= DATASET =
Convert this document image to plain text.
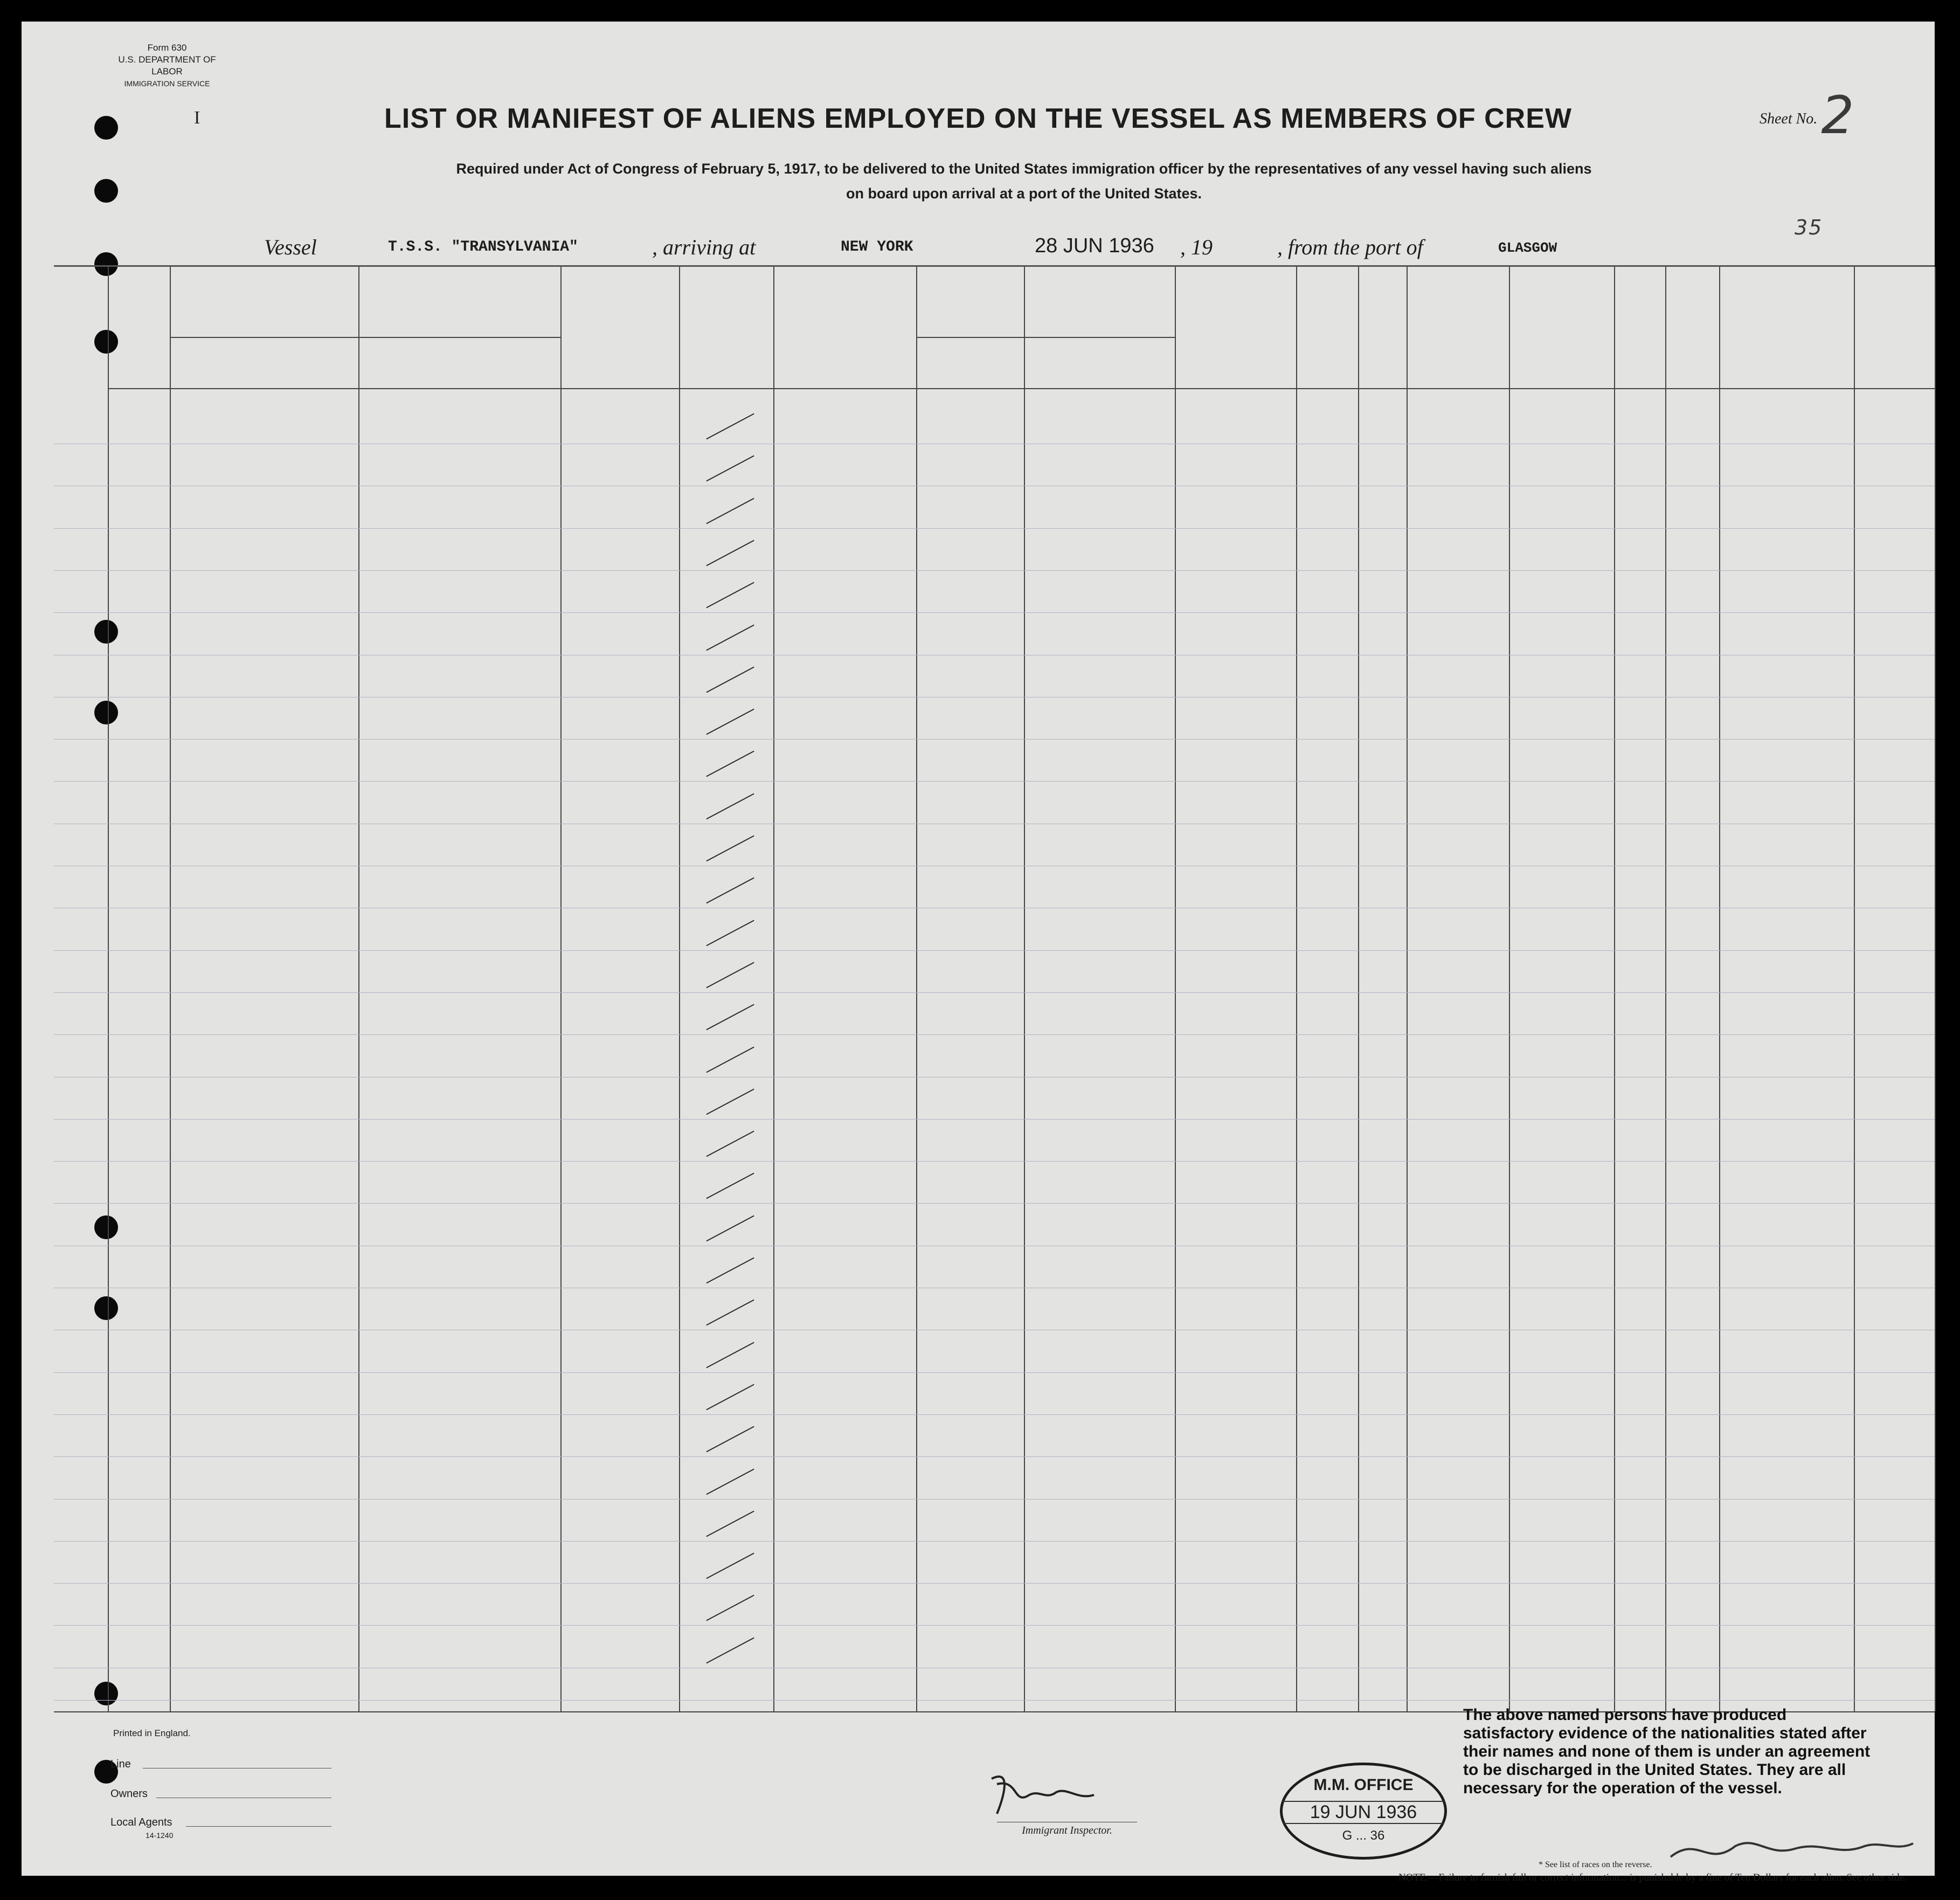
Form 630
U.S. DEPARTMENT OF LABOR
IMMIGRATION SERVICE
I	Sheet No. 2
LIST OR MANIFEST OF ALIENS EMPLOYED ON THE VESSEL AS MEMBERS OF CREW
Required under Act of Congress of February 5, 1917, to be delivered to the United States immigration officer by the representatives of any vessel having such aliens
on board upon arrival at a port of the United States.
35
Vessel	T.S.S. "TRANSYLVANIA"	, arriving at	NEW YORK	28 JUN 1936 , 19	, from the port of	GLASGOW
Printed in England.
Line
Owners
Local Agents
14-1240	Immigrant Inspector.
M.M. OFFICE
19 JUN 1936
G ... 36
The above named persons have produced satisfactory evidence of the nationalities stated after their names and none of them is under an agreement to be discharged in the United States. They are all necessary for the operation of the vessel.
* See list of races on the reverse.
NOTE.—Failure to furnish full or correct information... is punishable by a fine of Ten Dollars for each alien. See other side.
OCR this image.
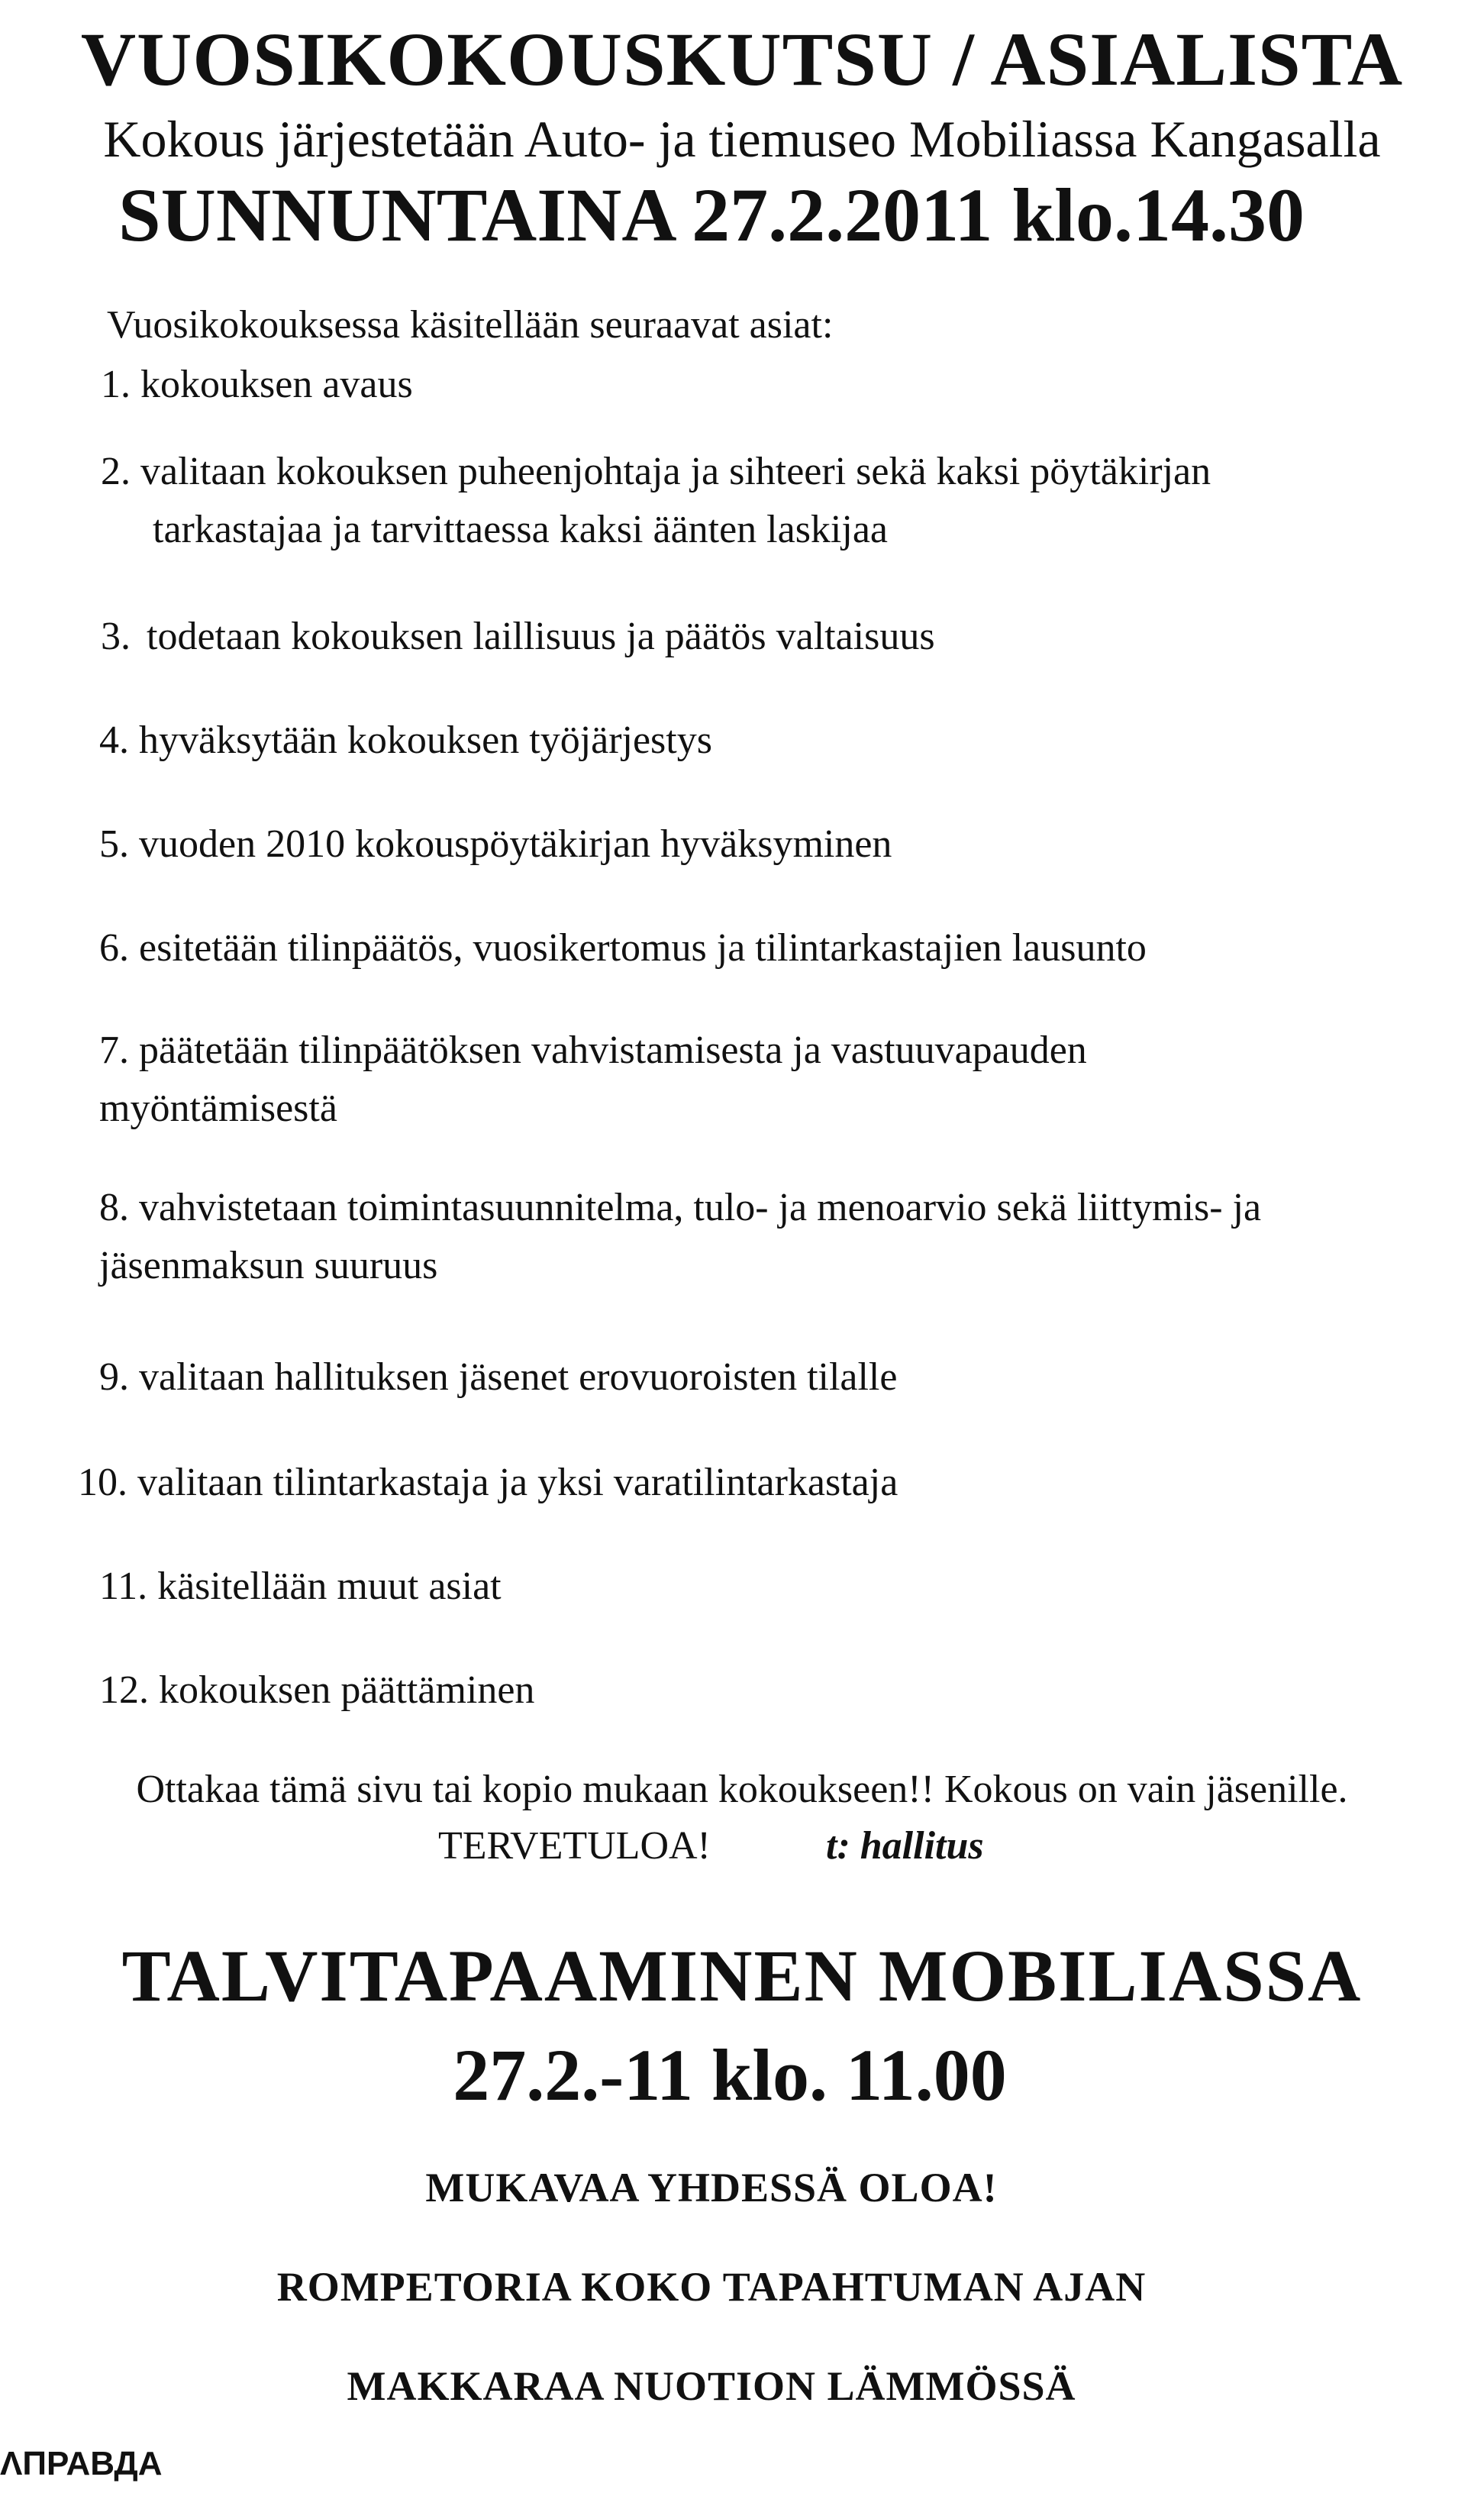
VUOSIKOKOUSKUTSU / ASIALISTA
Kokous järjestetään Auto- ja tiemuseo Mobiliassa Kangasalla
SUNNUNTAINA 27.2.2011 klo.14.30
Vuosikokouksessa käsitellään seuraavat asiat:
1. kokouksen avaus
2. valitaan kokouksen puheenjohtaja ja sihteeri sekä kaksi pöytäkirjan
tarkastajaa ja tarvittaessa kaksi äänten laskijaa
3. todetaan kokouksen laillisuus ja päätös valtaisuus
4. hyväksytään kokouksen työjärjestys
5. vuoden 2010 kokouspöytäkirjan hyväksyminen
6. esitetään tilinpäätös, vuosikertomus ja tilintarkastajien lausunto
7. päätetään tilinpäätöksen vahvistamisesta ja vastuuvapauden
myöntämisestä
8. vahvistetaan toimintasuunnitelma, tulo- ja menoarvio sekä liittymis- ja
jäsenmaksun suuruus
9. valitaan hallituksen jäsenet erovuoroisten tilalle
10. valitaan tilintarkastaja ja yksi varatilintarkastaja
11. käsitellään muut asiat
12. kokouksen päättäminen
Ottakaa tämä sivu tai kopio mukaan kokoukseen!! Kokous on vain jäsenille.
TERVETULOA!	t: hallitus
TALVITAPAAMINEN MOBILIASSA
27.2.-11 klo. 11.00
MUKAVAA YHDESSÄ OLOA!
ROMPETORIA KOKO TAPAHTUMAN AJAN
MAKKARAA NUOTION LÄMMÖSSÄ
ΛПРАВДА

= SET EXERCISE =
Reproduce every entry exactly, but omit each picture.

= ANSWER TO THIS EXERCISE =
Convert this document image to plain text.
Form 630
U.S. DEPARTMENT OF LABOR
IMMIGRATION SERVICE
I	Sheet No. 2
LIST OR MANIFEST OF ALIENS EMPLOYED ON THE VESSEL AS MEMBERS OF CREW
Required under Act of Congress of February 5, 1917, to be delivered to the United States immigration officer by the representatives of any vessel having such aliens
on board upon arrival at a port of the United States.
35
Vessel	T.S.S. "TRANSYLVANIA"	, arriving at	NEW YORK	28 JUN 1936 , 19	, from the port of	GLASGOW
Printed in England.
Line
Owners
Local Agents
14-1240	Immigrant Inspector.
M.M. OFFICE
19 JUN 1936
G ... 36
The above named persons have produced satisfactory evidence of the nationalities stated after their names and none of them is under an agreement to be discharged in the United States. They are all necessary for the operation of the vessel.
* See list of races on the reverse.
NOTE.—Failure to furnish full or correct information... is punishable by a fine of Ten Dollars for each alien. See other side.
OCR this image.
VUOSIKOKOUSKUTSU / ASIALISTA
Kokous järjestetään Auto- ja tiemuseo Mobiliassa Kangasalla
SUNNUNTAINA 27.2.2011 klo.14.30
Vuosikokouksessa käsitellään seuraavat asiat:
1. kokouksen avaus
2. valitaan kokouksen puheenjohtaja ja sihteeri sekä kaksi pöytäkirjan
tarkastajaa ja tarvittaessa kaksi äänten laskijaa
3. todetaan kokouksen laillisuus ja päätös valtaisuus
4. hyväksytään kokouksen työjärjestys
5. vuoden 2010 kokouspöytäkirjan hyväksyminen
6. esitetään tilinpäätös, vuosikertomus ja tilintarkastajien lausunto
7. päätetään tilinpäätöksen vahvistamisesta ja vastuuvapauden
myöntämisestä
8. vahvistetaan toimintasuunnitelma, tulo- ja menoarvio sekä liittymis- ja
jäsenmaksun suuruus
9. valitaan hallituksen jäsenet erovuoroisten tilalle
10. valitaan tilintarkastaja ja yksi varatilintarkastaja
11. käsitellään muut asiat
12. kokouksen päättäminen
Ottakaa tämä sivu tai kopio mukaan kokoukseen!! Kokous on vain jäsenille.
TERVETULOA!	t: hallitus
TALVITAPAAMINEN MOBILIASSA
27.2.-11 klo. 11.00
MUKAVAA YHDESSÄ OLOA!
ROMPETORIA KOKO TAPAHTUMAN AJAN
MAKKARAA NUOTION LÄMMÖSSÄ
ΛПРАВДА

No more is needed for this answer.